• _DIRECTIONS_
Only an exact repetition of all the entries will be accepted.

• _GIVEN RECORDS_

○ ○ ○ ○ ○

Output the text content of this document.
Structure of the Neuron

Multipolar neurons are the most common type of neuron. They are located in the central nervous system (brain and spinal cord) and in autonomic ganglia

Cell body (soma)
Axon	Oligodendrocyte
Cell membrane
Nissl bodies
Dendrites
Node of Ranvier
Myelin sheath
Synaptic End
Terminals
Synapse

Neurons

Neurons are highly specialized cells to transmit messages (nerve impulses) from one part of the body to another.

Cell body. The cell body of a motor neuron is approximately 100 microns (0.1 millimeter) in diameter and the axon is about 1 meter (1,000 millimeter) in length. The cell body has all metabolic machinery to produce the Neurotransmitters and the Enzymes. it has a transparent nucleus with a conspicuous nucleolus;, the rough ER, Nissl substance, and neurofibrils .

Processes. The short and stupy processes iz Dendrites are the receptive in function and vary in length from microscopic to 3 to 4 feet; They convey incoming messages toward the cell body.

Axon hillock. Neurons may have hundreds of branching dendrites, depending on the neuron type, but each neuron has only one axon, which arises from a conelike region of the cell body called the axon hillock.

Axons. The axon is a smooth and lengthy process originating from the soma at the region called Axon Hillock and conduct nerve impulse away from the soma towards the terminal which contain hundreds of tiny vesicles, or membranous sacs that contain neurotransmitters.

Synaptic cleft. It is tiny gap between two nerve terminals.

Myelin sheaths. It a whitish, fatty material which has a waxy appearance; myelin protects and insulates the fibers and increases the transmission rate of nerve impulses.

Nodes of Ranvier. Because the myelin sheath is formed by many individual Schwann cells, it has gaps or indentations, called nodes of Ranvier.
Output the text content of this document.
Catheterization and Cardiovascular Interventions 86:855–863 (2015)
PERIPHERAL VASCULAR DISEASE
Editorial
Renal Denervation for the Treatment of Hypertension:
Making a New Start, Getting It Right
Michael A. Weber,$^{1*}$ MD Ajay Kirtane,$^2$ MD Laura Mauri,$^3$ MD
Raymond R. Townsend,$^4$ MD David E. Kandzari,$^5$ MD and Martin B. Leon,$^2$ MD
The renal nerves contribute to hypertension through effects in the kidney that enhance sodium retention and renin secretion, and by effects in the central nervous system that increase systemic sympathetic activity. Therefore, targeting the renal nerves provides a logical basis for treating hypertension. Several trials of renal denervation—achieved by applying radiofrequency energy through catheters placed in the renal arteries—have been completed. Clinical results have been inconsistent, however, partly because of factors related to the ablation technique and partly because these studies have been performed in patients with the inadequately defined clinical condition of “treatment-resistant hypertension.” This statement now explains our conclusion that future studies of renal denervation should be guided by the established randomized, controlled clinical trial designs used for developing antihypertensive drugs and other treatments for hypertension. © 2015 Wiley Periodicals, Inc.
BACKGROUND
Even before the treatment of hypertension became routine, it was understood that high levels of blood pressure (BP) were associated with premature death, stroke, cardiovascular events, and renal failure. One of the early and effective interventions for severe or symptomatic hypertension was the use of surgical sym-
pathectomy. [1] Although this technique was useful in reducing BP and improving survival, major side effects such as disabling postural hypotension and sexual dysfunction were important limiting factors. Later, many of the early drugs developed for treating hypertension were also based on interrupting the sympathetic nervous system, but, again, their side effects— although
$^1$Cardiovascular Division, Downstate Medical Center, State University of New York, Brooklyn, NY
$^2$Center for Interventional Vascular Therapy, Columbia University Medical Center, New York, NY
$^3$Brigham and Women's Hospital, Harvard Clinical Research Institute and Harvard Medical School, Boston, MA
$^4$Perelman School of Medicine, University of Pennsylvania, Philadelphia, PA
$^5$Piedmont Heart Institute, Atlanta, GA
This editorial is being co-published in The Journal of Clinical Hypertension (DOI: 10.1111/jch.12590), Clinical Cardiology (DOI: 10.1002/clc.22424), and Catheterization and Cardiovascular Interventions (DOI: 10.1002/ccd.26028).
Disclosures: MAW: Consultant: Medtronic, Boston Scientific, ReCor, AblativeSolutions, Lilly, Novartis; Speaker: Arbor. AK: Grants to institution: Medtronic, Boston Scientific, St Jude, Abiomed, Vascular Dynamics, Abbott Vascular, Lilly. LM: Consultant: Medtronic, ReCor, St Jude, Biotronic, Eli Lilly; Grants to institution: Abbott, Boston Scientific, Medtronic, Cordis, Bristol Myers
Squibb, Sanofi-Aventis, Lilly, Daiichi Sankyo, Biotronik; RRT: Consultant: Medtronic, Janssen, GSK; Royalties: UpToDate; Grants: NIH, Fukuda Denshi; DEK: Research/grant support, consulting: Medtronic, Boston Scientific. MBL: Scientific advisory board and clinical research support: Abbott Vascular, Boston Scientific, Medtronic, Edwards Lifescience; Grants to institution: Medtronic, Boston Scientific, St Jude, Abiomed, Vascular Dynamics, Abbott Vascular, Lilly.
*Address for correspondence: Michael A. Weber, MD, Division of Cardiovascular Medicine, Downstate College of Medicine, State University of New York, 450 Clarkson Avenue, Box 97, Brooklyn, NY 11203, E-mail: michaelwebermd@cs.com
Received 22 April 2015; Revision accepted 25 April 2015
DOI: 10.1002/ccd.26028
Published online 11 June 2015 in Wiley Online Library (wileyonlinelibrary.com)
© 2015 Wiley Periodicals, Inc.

○ ○ ○ ○ ○

• _RESPONSE TO THE EXERCISE_
Output the text content of this document.
Structure of the Neuron

Multipolar neurons are the most common type of neuron. They are located in the central nervous system (brain and spinal cord) and in autonomic ganglia

Cell body (soma)
Axon	Oligodendrocyte
Cell membrane
Nissl bodies
Dendrites
Node of Ranvier
Myelin sheath
Synaptic End
Terminals
Synapse

Neurons

Neurons are highly specialized cells to transmit messages (nerve impulses) from one part of the body to another.

Cell body. The cell body of a motor neuron is approximately 100 microns (0.1 millimeter) in diameter and the axon is about 1 meter (1,000 millimeter) in length. The cell body has all metabolic machinery to produce the Neurotransmitters and the Enzymes. it has a transparent nucleus with a conspicuous nucleolus;, the rough ER, Nissl substance, and neurofibrils .

Processes. The short and stupy processes iz Dendrites are the receptive in function and vary in length from microscopic to 3 to 4 feet; They convey incoming messages toward the cell body.

Axon hillock. Neurons may have hundreds of branching dendrites, depending on the neuron type, but each neuron has only one axon, which arises from a conelike region of the cell body called the axon hillock.

Axons. The axon is a smooth and lengthy process originating from the soma at the region called Axon Hillock and conduct nerve impulse away from the soma towards the terminal which contain hundreds of tiny vesicles, or membranous sacs that contain neurotransmitters.

Synaptic cleft. It is tiny gap between two nerve terminals.

Myelin sheaths. It a whitish, fatty material which has a waxy appearance; myelin protects and insulates the fibers and increases the transmission rate of nerve impulses.

Nodes of Ranvier. Because the myelin sheath is formed by many individual Schwann cells, it has gaps or indentations, called nodes of Ranvier.
Output the text content of this document.
Catheterization and Cardiovascular Interventions 86:855–863 (2015)
PERIPHERAL VASCULAR DISEASE
Editorial
Renal Denervation for the Treatment of Hypertension:
Making a New Start, Getting It Right
Michael A. Weber,$^{1*}$ MD Ajay Kirtane,$^2$ MD Laura Mauri,$^3$ MD
Raymond R. Townsend,$^4$ MD David E. Kandzari,$^5$ MD and Martin B. Leon,$^2$ MD
The renal nerves contribute to hypertension through effects in the kidney that enhance sodium retention and renin secretion, and by effects in the central nervous system that increase systemic sympathetic activity. Therefore, targeting the renal nerves provides a logical basis for treating hypertension. Several trials of renal denervation—achieved by applying radiofrequency energy through catheters placed in the renal arteries—have been completed. Clinical results have been inconsistent, however, partly because of factors related to the ablation technique and partly because these studies have been performed in patients with the inadequately defined clinical condition of “treatment-resistant hypertension.” This statement now explains our conclusion that future studies of renal denervation should be guided by the established randomized, controlled clinical trial designs used for developing antihypertensive drugs and other treatments for hypertension. © 2015 Wiley Periodicals, Inc.
BACKGROUND
Even before the treatment of hypertension became routine, it was understood that high levels of blood pressure (BP) were associated with premature death, stroke, cardiovascular events, and renal failure. One of the early and effective interventions for severe or symptomatic hypertension was the use of surgical sym-
pathectomy. [1] Although this technique was useful in reducing BP and improving survival, major side effects such as disabling postural hypotension and sexual dysfunction were important limiting factors. Later, many of the early drugs developed for treating hypertension were also based on interrupting the sympathetic nervous system, but, again, their side effects— although
$^1$Cardiovascular Division, Downstate Medical Center, State University of New York, Brooklyn, NY
$^2$Center for Interventional Vascular Therapy, Columbia University Medical Center, New York, NY
$^3$Brigham and Women's Hospital, Harvard Clinical Research Institute and Harvard Medical School, Boston, MA
$^4$Perelman School of Medicine, University of Pennsylvania, Philadelphia, PA
$^5$Piedmont Heart Institute, Atlanta, GA
This editorial is being co-published in The Journal of Clinical Hypertension (DOI: 10.1111/jch.12590), Clinical Cardiology (DOI: 10.1002/clc.22424), and Catheterization and Cardiovascular Interventions (DOI: 10.1002/ccd.26028).
Disclosures: MAW: Consultant: Medtronic, Boston Scientific, ReCor, AblativeSolutions, Lilly, Novartis; Speaker: Arbor. AK: Grants to institution: Medtronic, Boston Scientific, St Jude, Abiomed, Vascular Dynamics, Abbott Vascular, Lilly. LM: Consultant: Medtronic, ReCor, St Jude, Biotronic, Eli Lilly; Grants to institution: Abbott, Boston Scientific, Medtronic, Cordis, Bristol Myers
Squibb, Sanofi-Aventis, Lilly, Daiichi Sankyo, Biotronik; RRT: Consultant: Medtronic, Janssen, GSK; Royalties: UpToDate; Grants: NIH, Fukuda Denshi; DEK: Research/grant support, consulting: Medtronic, Boston Scientific. MBL: Scientific advisory board and clinical research support: Abbott Vascular, Boston Scientific, Medtronic, Edwards Lifescience; Grants to institution: Medtronic, Boston Scientific, St Jude, Abiomed, Vascular Dynamics, Abbott Vascular, Lilly.
*Address for correspondence: Michael A. Weber, MD, Division of Cardiovascular Medicine, Downstate College of Medicine, State University of New York, 450 Clarkson Avenue, Box 97, Brooklyn, NY 11203, E-mail: michaelwebermd@cs.com
Received 22 April 2015; Revision accepted 25 April 2015
DOI: 10.1002/ccd.26028
Published online 11 June 2015 in Wiley Online Library (wileyonlinelibrary.com)
© 2015 Wiley Periodicals, Inc.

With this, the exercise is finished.